◆ REQUIRED TASK
Transcribe all the entries word for word, omitting any pictures they contain.

◆ EXTRACTED RECORDS
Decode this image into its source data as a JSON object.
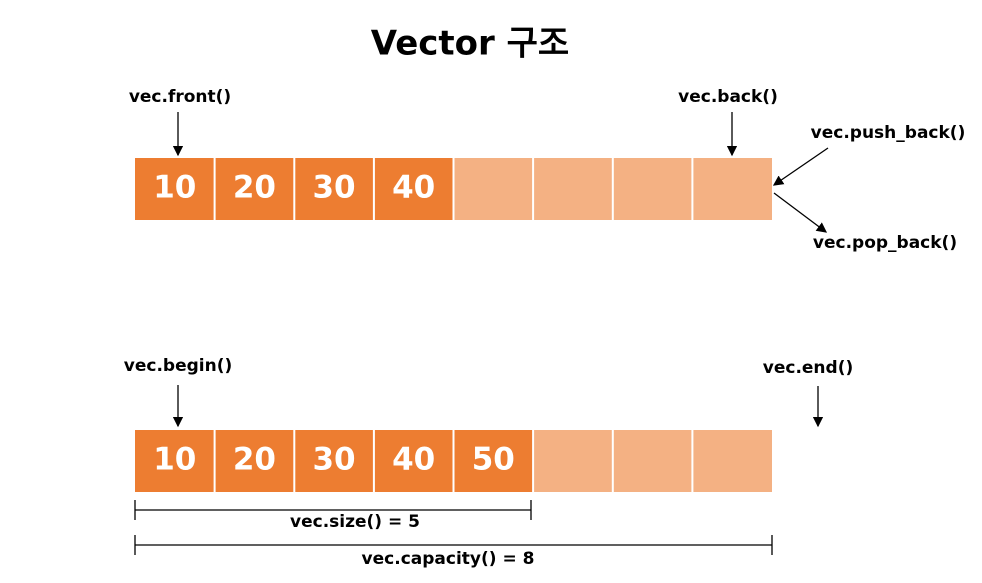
{
  "title": "Vector 구조",
  "top": {
    "values": [
      10,
      20,
      30,
      40
    ],
    "front": "vec.front()",
    "back": "vec.back()",
    "push_back": "vec.push_back()",
    "pop_back": "vec.pop_back()"
  },
  "bottom": {
    "values": [
      10,
      20,
      30,
      40,
      50
    ],
    "begin": "vec.begin()",
    "end": "vec.end()",
    "size": "vec.size() = 5",
    "capacity": "vec.capacity() = 8"
  }
}
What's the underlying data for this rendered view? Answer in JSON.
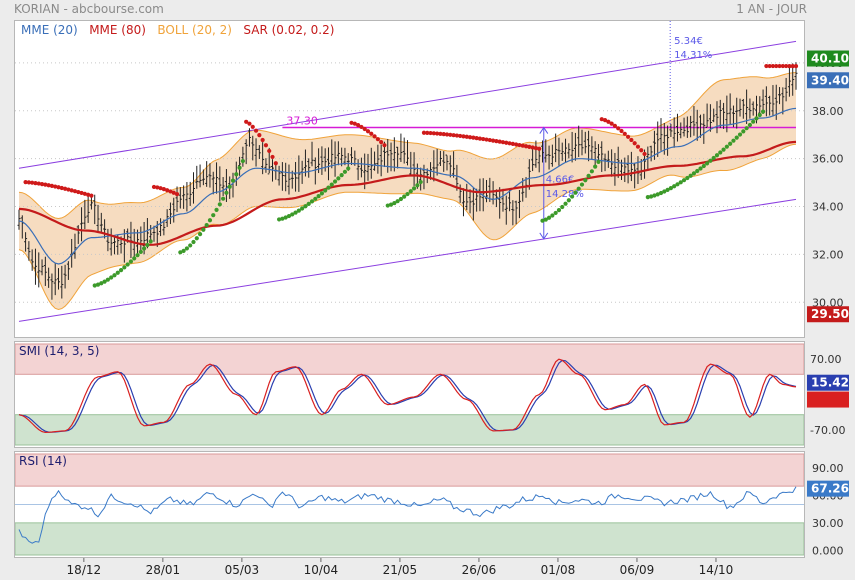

◆ REPLY TO THE EXERCISE
Decode this image into its source data as a JSON object.
{
  "title": "Vector 구조",
  "top": {
    "values": [
      10,
      20,
      30,
      40
    ],
    "front": "vec.front()",
    "back": "vec.back()",
    "push_back": "vec.push_back()",
    "pop_back": "vec.pop_back()"
  },
  "bottom": {
    "values": [
      10,
      20,
      30,
      40,
      50
    ],
    "begin": "vec.begin()",
    "end": "vec.end()",
    "size": "vec.size() = 5",
    "capacity": "vec.capacity() = 8"
  }
}
What's the underlying data for this rendered view? Answer in JSON.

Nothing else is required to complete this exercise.